> [What is needed]: Each line that holds the word "main" is to be identified and copied.

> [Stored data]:
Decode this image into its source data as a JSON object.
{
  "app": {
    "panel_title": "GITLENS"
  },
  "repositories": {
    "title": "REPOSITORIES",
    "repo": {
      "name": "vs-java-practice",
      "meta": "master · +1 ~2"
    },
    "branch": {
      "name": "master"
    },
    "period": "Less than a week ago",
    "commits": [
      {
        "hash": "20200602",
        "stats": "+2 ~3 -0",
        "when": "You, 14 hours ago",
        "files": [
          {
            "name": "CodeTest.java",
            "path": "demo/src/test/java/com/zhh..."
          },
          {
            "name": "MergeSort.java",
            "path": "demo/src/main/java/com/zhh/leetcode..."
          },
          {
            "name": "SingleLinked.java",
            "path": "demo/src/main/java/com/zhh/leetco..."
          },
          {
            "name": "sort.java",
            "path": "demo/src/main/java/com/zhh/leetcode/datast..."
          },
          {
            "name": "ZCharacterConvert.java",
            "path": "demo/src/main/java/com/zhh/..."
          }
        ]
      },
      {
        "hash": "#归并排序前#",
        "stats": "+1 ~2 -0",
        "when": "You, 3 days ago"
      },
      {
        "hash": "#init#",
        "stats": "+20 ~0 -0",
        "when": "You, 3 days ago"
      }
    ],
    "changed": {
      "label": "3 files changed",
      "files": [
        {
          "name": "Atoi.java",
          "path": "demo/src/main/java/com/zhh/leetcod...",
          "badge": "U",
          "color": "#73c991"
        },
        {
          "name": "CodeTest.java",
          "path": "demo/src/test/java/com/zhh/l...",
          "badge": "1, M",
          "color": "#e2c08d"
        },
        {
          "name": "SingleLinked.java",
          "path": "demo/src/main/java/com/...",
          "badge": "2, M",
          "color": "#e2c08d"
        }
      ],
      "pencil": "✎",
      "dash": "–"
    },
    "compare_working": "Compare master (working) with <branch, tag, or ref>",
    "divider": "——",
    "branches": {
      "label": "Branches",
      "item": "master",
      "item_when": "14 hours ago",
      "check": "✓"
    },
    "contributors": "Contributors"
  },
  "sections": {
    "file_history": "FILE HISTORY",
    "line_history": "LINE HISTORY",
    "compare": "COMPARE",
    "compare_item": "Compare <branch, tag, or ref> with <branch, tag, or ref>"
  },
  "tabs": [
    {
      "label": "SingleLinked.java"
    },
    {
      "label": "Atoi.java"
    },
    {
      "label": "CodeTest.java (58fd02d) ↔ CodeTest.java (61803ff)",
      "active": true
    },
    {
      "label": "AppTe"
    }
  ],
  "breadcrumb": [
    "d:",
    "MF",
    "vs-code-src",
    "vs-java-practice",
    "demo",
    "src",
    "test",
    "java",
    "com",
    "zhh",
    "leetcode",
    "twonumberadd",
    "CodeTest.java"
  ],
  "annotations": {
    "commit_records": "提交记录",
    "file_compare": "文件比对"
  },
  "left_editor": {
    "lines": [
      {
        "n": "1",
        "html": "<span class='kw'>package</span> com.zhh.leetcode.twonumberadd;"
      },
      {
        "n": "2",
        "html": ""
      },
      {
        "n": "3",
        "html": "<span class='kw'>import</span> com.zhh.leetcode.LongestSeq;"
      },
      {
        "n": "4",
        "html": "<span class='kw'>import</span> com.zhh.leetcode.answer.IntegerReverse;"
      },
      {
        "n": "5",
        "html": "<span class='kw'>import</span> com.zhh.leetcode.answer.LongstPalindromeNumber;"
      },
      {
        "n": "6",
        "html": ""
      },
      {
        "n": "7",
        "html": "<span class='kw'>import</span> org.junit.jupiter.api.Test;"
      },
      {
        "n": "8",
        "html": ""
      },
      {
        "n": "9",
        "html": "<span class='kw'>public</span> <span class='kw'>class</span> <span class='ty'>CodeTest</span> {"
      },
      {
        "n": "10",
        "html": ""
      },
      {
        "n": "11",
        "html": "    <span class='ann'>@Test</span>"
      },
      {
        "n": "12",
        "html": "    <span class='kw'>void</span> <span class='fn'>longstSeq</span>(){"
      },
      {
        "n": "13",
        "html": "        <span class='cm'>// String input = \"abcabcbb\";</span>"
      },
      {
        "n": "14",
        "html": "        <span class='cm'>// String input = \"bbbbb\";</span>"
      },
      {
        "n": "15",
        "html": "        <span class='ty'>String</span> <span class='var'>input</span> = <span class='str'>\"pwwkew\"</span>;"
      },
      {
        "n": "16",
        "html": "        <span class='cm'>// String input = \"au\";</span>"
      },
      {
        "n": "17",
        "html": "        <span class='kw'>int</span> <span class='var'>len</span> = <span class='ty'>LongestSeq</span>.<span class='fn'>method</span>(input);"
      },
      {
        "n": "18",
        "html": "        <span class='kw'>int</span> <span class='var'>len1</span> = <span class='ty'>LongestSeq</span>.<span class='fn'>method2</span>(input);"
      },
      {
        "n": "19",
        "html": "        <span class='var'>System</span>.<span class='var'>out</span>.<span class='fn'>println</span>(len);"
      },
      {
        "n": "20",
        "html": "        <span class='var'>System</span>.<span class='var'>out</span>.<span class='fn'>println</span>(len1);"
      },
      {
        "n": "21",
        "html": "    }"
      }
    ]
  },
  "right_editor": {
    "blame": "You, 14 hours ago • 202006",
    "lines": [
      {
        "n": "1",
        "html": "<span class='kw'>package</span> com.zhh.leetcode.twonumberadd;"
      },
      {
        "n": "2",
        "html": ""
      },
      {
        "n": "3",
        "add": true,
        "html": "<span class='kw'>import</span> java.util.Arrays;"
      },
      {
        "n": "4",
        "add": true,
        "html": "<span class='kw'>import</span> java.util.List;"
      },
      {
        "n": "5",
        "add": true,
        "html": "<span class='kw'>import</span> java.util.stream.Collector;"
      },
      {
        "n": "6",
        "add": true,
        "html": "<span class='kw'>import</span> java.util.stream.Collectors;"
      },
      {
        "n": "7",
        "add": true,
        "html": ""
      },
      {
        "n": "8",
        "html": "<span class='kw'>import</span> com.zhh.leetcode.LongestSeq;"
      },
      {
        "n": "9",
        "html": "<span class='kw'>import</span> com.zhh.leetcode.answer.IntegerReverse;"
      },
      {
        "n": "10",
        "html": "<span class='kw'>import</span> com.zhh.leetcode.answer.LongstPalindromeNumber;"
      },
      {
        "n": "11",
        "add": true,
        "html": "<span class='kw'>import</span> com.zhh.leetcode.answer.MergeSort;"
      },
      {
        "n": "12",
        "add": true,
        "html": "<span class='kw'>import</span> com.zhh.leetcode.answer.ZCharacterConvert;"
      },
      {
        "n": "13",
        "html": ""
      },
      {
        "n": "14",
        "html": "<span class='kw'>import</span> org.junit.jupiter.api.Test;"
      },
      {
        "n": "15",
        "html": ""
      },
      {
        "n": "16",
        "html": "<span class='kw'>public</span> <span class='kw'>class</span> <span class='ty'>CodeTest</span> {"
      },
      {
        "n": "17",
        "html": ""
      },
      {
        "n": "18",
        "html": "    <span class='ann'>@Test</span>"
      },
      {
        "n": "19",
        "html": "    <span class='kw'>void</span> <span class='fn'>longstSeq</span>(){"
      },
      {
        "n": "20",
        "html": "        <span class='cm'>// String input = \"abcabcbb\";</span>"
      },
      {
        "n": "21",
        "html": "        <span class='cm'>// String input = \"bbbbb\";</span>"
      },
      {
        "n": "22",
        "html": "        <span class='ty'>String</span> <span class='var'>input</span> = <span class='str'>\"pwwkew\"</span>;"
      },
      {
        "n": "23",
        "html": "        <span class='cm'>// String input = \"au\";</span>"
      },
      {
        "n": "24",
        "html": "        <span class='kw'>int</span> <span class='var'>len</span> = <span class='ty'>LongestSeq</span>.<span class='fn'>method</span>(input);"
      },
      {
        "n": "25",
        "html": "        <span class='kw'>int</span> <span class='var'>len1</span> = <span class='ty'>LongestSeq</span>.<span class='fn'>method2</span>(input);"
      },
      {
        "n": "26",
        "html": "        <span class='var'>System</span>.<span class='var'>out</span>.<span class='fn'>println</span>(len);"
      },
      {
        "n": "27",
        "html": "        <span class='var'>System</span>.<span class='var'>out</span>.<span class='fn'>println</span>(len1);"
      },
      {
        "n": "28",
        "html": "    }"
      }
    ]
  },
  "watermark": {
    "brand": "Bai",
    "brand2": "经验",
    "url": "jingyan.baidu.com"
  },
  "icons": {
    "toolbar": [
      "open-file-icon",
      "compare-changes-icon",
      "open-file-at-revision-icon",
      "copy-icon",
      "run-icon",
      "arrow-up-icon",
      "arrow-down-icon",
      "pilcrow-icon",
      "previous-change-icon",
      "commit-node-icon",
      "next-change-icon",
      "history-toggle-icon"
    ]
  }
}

> [Solution to this task]:
            "path": "demo/src/main/java/com/zhh/leetcode..."
            "path": "demo/src/main/java/com/zhh/leetco..."
            "path": "demo/src/main/java/com/zhh/leetcode/datast..."
            "path": "demo/src/main/java/com/zhh/..."
          "path": "demo/src/main/java/com/zhh/leetcod...",
          "path": "demo/src/main/java/com/...",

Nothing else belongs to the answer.